▸ WHAT TO DO
Of the lines in the records that follow, how many include the word "Pernyataan"? Answer with a bare number.

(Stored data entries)

···

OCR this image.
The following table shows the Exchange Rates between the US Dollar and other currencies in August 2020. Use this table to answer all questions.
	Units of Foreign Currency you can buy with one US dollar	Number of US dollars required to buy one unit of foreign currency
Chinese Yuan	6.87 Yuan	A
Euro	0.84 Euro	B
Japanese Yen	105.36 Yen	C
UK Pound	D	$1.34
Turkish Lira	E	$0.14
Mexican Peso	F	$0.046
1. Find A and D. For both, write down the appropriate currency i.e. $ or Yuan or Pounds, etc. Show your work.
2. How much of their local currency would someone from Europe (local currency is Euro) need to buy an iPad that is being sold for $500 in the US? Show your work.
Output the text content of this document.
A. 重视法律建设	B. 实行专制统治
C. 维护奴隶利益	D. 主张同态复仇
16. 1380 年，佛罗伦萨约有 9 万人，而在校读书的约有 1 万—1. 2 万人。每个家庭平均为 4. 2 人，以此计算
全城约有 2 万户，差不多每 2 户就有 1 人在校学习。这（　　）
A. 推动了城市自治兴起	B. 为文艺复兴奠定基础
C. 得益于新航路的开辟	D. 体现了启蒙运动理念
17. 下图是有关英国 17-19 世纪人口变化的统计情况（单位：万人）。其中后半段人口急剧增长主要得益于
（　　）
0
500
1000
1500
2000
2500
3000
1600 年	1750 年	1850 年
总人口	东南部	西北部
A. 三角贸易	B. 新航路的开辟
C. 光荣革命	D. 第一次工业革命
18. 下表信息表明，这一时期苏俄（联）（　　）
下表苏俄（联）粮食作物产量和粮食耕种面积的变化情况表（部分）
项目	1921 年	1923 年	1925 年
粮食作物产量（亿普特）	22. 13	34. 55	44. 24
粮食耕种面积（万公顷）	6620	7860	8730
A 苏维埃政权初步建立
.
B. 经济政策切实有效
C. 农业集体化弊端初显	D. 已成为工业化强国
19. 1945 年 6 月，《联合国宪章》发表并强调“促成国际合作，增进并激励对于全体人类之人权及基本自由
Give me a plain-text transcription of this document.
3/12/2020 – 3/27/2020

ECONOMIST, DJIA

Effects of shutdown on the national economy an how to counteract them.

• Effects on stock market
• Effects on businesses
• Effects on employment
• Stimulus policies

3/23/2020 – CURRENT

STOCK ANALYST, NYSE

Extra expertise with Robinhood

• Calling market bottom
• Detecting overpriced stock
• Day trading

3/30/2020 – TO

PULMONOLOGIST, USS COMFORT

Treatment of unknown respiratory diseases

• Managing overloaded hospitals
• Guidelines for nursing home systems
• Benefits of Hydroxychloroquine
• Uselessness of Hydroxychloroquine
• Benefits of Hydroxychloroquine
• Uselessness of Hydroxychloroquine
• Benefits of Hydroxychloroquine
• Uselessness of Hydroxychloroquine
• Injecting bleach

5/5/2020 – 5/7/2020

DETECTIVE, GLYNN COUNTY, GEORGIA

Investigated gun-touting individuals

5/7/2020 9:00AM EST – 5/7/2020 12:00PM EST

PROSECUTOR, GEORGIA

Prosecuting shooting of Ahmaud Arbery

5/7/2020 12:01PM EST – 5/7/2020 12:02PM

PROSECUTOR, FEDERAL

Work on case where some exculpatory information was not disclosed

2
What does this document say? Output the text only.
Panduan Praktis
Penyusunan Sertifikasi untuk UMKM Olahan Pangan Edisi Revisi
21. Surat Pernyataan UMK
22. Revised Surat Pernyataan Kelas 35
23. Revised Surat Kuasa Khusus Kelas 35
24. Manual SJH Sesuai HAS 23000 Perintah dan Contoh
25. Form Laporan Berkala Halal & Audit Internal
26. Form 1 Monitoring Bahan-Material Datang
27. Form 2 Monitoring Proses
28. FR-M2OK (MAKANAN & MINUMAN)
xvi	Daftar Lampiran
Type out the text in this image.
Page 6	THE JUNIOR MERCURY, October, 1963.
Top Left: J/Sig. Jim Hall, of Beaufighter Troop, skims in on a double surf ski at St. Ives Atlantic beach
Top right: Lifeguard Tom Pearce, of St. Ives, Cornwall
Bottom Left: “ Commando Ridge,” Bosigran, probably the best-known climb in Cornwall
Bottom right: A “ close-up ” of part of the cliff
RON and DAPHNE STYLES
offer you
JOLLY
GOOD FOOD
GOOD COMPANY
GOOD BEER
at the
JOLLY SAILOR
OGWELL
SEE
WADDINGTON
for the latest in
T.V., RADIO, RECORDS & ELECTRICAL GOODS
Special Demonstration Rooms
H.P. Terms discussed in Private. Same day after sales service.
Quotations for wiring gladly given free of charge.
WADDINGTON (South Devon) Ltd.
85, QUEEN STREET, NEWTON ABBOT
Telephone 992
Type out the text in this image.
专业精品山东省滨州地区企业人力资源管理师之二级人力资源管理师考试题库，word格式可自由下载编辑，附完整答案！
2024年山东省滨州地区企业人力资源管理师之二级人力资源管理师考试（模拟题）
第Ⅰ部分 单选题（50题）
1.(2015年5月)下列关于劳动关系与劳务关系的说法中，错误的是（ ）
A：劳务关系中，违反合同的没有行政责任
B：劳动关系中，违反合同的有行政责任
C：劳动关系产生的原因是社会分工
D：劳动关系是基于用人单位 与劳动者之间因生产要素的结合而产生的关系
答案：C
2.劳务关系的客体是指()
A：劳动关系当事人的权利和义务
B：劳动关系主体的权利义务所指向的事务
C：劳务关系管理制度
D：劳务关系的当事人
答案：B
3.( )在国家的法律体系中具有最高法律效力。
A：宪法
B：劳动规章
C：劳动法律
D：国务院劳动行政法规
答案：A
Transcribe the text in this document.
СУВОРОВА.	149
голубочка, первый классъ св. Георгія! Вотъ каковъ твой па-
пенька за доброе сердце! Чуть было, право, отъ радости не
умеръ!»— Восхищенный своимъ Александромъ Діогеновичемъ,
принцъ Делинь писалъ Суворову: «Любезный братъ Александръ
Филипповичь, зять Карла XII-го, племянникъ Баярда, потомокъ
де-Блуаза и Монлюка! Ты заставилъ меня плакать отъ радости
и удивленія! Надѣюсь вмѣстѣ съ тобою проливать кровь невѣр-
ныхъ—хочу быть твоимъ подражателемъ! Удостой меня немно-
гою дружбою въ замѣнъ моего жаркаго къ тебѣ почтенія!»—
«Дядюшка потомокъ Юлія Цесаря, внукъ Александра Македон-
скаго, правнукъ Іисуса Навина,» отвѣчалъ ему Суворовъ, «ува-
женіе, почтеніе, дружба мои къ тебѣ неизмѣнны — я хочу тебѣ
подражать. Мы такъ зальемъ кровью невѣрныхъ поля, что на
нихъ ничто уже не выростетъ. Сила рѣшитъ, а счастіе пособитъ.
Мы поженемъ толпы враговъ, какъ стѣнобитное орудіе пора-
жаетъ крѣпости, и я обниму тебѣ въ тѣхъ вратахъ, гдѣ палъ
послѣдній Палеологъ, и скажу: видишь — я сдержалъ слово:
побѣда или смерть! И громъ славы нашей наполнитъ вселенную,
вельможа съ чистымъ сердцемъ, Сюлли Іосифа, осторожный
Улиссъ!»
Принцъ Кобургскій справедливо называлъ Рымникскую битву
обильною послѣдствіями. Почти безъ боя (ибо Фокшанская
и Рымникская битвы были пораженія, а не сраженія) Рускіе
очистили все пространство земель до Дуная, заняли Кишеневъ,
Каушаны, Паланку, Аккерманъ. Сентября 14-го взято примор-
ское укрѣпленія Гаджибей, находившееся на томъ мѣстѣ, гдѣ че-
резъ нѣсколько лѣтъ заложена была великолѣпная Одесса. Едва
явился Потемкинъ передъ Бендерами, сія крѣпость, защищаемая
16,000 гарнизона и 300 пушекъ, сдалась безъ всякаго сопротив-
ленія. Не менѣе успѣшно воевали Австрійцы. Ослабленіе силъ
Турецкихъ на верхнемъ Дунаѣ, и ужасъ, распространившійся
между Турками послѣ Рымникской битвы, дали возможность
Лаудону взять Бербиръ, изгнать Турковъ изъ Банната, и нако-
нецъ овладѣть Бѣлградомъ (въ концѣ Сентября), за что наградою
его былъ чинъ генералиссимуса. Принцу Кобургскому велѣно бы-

···

▸ TASK RESPONSE
2